▼

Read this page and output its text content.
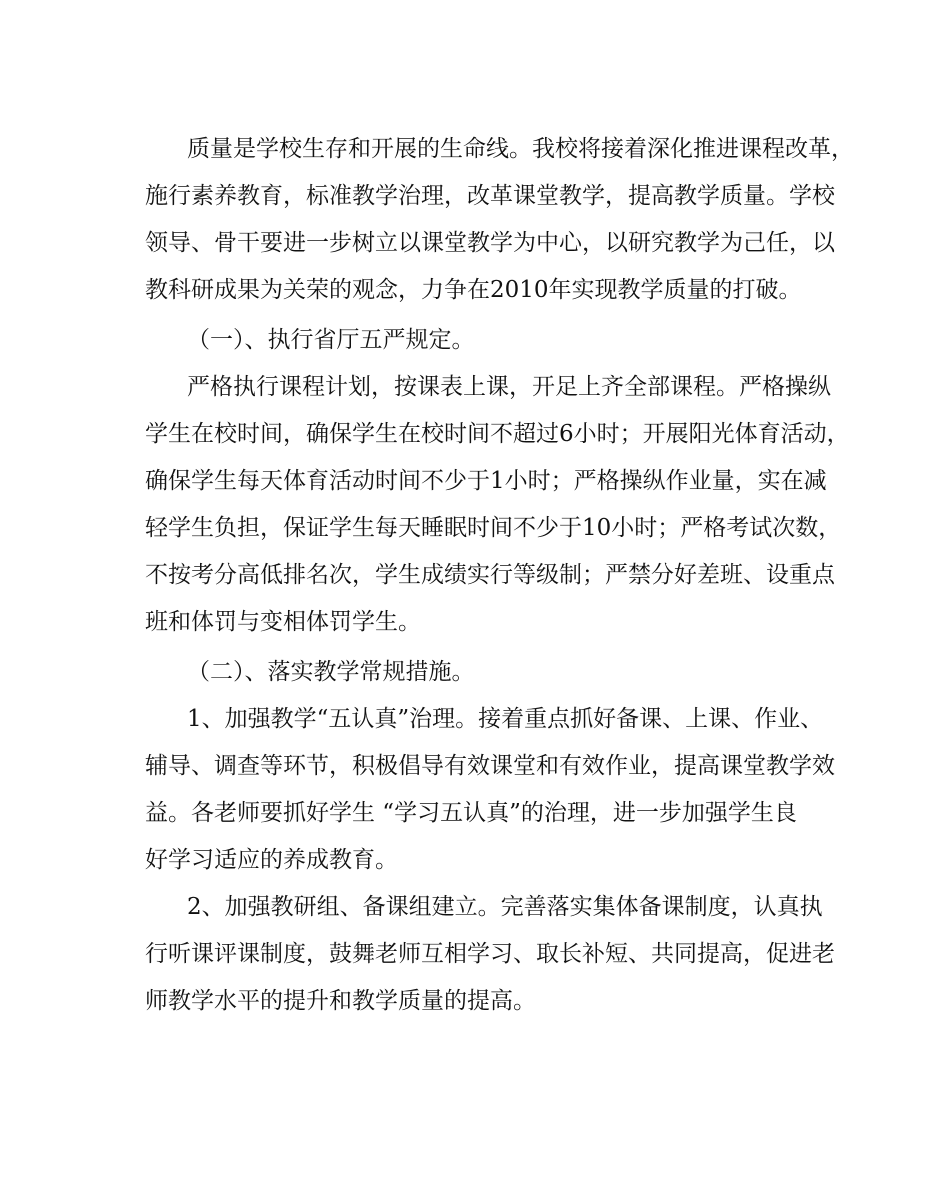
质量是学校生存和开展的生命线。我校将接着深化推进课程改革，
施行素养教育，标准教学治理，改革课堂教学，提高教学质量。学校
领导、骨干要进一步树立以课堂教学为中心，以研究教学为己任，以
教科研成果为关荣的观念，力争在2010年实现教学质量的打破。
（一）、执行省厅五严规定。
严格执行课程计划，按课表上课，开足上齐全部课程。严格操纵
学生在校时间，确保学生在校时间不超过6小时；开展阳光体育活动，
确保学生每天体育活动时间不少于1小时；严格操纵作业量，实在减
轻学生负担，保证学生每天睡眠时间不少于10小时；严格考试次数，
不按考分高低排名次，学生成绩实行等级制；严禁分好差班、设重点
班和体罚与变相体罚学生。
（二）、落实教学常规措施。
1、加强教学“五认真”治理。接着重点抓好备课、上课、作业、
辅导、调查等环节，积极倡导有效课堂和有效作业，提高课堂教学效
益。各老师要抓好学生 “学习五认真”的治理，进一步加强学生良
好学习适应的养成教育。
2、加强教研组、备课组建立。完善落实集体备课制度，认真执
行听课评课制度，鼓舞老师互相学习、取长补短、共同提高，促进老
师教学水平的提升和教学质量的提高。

▲
▼

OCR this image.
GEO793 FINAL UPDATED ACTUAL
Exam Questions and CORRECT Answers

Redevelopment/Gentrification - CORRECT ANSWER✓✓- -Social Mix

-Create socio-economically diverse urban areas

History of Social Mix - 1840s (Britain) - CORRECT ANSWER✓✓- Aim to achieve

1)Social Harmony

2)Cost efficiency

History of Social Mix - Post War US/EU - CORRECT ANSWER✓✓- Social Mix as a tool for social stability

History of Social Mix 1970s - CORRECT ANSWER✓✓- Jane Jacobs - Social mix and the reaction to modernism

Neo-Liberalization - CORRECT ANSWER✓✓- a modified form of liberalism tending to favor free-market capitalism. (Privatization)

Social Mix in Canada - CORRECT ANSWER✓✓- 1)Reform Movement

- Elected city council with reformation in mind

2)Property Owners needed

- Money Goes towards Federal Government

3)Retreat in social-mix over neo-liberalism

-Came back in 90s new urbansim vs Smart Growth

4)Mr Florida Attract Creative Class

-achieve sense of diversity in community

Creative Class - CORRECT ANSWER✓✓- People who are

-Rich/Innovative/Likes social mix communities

▲

*Requirements*: Using the records above, list each line that includes "History".

*Exercise result*:
History of Social Mix - 1840s (Britain) - CORRECT ANSWER✓✓- Aim to achieve
History of Social Mix - Post War US/EU - CORRECT ANSWER✓✓- Social Mix as a tool for social stability
History of Social Mix 1970s - CORRECT ANSWER✓✓- Jane Jacobs - Social mix and the reaction to modernism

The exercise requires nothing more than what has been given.